GIVEN INFORMATION ▸
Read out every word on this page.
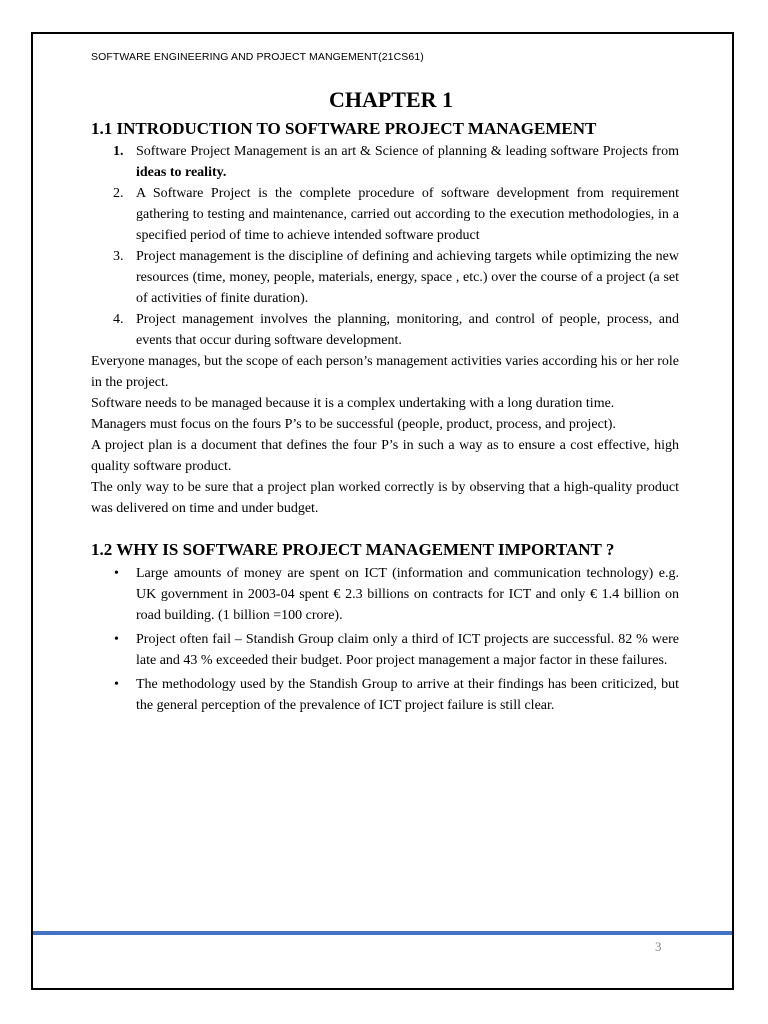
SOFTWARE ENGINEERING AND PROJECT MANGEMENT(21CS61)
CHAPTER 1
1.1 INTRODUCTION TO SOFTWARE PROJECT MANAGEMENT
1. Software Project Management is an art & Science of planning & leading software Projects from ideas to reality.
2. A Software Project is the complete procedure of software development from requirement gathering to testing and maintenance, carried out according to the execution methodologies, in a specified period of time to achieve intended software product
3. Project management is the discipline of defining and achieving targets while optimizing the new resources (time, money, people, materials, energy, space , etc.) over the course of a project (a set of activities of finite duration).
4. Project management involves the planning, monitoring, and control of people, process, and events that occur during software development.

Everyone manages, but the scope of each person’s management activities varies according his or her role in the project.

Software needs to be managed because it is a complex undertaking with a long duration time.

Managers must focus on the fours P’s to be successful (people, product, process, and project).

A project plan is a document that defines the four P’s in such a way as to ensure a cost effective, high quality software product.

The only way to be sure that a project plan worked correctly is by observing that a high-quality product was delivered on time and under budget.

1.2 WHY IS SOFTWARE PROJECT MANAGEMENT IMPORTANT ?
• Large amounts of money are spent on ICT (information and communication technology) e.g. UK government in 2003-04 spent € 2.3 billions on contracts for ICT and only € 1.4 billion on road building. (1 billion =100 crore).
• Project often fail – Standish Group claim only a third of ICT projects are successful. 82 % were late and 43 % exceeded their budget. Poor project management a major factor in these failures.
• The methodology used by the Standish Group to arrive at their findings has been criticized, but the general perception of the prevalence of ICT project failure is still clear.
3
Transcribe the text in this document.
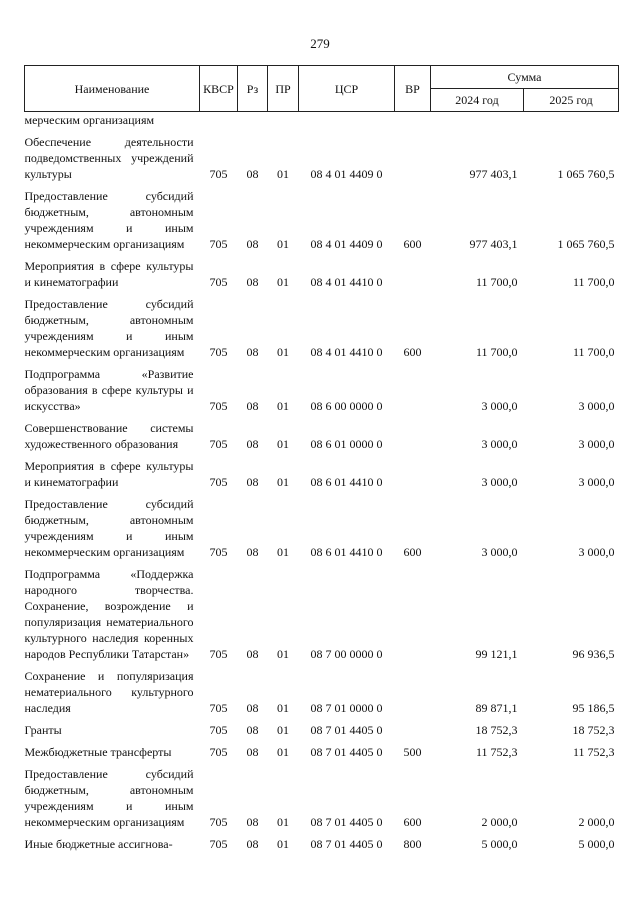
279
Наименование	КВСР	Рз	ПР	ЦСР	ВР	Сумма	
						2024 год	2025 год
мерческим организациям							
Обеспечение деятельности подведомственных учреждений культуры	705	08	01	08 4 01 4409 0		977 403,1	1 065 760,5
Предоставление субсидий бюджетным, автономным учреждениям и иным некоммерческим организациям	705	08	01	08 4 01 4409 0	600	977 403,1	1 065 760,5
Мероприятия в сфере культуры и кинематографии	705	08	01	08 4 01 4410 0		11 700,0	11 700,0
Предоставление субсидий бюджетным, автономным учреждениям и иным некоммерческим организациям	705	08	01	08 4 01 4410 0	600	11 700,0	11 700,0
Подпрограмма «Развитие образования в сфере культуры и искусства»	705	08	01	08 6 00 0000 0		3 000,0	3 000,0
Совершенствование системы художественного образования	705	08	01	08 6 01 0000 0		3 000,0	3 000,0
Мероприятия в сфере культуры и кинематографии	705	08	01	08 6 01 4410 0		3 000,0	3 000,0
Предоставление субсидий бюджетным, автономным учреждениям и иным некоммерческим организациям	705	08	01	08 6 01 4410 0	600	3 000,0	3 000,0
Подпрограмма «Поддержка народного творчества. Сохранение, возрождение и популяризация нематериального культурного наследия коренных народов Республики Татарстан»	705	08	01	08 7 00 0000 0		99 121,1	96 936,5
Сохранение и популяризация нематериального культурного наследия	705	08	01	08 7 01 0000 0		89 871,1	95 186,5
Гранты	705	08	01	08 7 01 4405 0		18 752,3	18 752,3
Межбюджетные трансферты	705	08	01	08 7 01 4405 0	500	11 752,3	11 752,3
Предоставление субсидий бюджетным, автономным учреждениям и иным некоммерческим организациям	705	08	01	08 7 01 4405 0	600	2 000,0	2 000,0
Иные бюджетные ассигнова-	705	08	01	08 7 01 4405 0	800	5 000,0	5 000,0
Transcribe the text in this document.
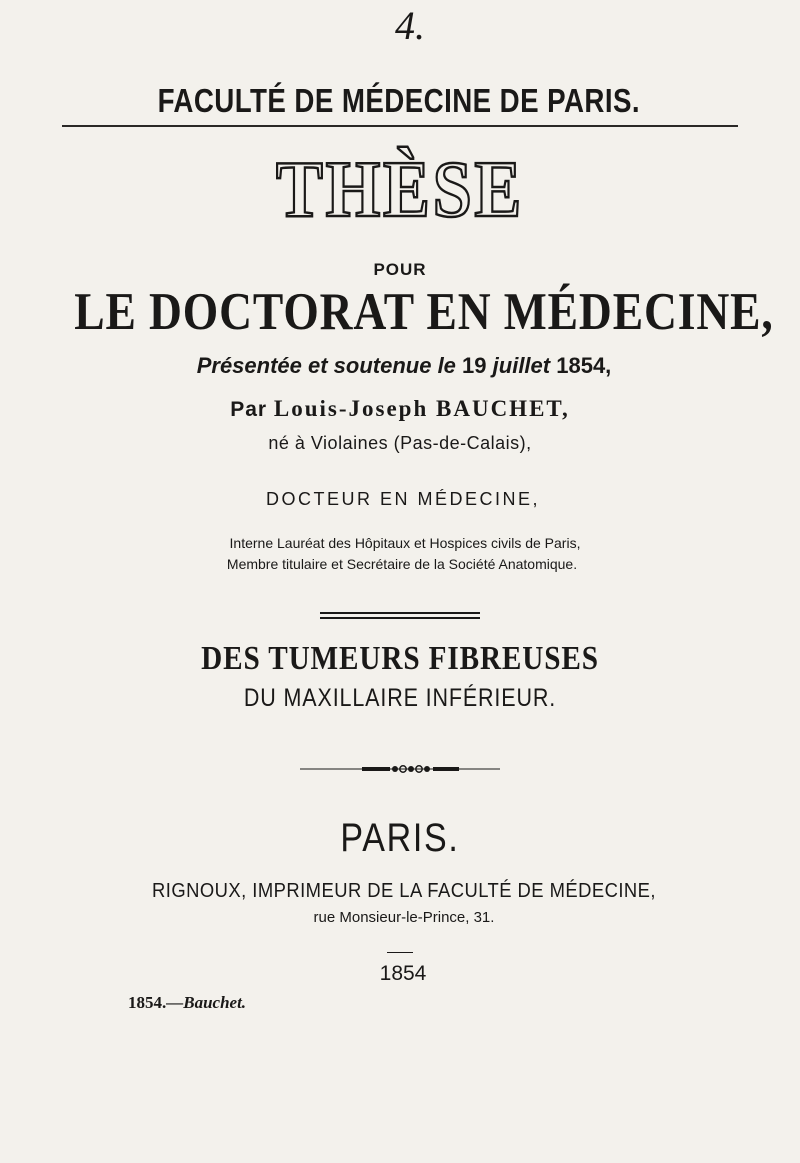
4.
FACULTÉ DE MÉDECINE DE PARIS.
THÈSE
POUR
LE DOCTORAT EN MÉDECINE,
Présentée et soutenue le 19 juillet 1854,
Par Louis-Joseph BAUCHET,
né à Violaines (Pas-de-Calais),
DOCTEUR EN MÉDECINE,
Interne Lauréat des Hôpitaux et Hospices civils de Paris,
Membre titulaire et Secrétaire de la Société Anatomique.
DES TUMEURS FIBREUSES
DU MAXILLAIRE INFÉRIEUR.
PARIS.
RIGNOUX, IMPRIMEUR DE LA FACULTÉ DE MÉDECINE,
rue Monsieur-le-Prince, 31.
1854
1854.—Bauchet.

WHAT NEEDS TO BE DONE ▸ Exact duplication of all the records is required; pictures are omitted from the copy.

RESULT BELOW ▸
Read out every word on this page.
SOFTWARE ENGINEERING AND PROJECT MANGEMENT(21CS61)
CHAPTER 1
1.1 INTRODUCTION TO SOFTWARE PROJECT MANAGEMENT
1. Software Project Management is an art & Science of planning & leading software Projects from ideas to reality.
2. A Software Project is the complete procedure of software development from requirement gathering to testing and maintenance, carried out according to the execution methodologies, in a specified period of time to achieve intended software product
3. Project management is the discipline of defining and achieving targets while optimizing the new resources (time, money, people, materials, energy, space , etc.) over the course of a project (a set of activities of finite duration).
4. Project management involves the planning, monitoring, and control of people, process, and events that occur during software development.

Everyone manages, but the scope of each person’s management activities varies according his or her role in the project.

Software needs to be managed because it is a complex undertaking with a long duration time.

Managers must focus on the fours P’s to be successful (people, product, process, and project).

A project plan is a document that defines the four P’s in such a way as to ensure a cost effective, high quality software product.

The only way to be sure that a project plan worked correctly is by observing that a high-quality product was delivered on time and under budget.

1.2 WHY IS SOFTWARE PROJECT MANAGEMENT IMPORTANT ?
• Large amounts of money are spent on ICT (information and communication technology) e.g. UK government in 2003-04 spent € 2.3 billions on contracts for ICT and only € 1.4 billion on road building. (1 billion =100 crore).
• Project often fail – Standish Group claim only a third of ICT projects are successful. 82 % were late and 43 % exceeded their budget. Poor project management a major factor in these failures.
• The methodology used by the Standish Group to arrive at their findings has been criticized, but the general perception of the prevalence of ICT project failure is still clear.
3
Transcribe the text in this document.
279
Наименование	КВСР	Рз	ПР	ЦСР	ВР	Сумма	
						2024 год	2025 год
мерческим организациям							
Обеспечение деятельности подведомственных учреждений культуры	705	08	01	08 4 01 4409 0		977 403,1	1 065 760,5
Предоставление субсидий бюджетным, автономным учреждениям и иным некоммерческим организациям	705	08	01	08 4 01 4409 0	600	977 403,1	1 065 760,5
Мероприятия в сфере культуры и кинематографии	705	08	01	08 4 01 4410 0		11 700,0	11 700,0
Предоставление субсидий бюджетным, автономным учреждениям и иным некоммерческим организациям	705	08	01	08 4 01 4410 0	600	11 700,0	11 700,0
Подпрограмма «Развитие образования в сфере культуры и искусства»	705	08	01	08 6 00 0000 0		3 000,0	3 000,0
Совершенствование системы художественного образования	705	08	01	08 6 01 0000 0		3 000,0	3 000,0
Мероприятия в сфере культуры и кинематографии	705	08	01	08 6 01 4410 0		3 000,0	3 000,0
Предоставление субсидий бюджетным, автономным учреждениям и иным некоммерческим организациям	705	08	01	08 6 01 4410 0	600	3 000,0	3 000,0
Подпрограмма «Поддержка народного творчества. Сохранение, возрождение и популяризация нематериального культурного наследия коренных народов Республики Татарстан»	705	08	01	08 7 00 0000 0		99 121,1	96 936,5
Сохранение и популяризация нематериального культурного наследия	705	08	01	08 7 01 0000 0		89 871,1	95 186,5
Гранты	705	08	01	08 7 01 4405 0		18 752,3	18 752,3
Межбюджетные трансферты	705	08	01	08 7 01 4405 0	500	11 752,3	11 752,3
Предоставление субсидий бюджетным, автономным учреждениям и иным некоммерческим организациям	705	08	01	08 7 01 4405 0	600	2 000,0	2 000,0
Иные бюджетные ассигнова-	705	08	01	08 7 01 4405 0	800	5 000,0	5 000,0
Transcribe the text in this document.
4.
FACULTÉ DE MÉDECINE DE PARIS.
THÈSE
POUR
LE DOCTORAT EN MÉDECINE,
Présentée et soutenue le 19 juillet 1854,
Par Louis-Joseph BAUCHET,
né à Violaines (Pas-de-Calais),
DOCTEUR EN MÉDECINE,
Interne Lauréat des Hôpitaux et Hospices civils de Paris,
Membre titulaire et Secrétaire de la Société Anatomique.
DES TUMEURS FIBREUSES
DU MAXILLAIRE INFÉRIEUR.
PARIS.
RIGNOUX, IMPRIMEUR DE LA FACULTÉ DE MÉDECINE,
rue Monsieur-le-Prince, 31.
1854
1854.—Bauchet.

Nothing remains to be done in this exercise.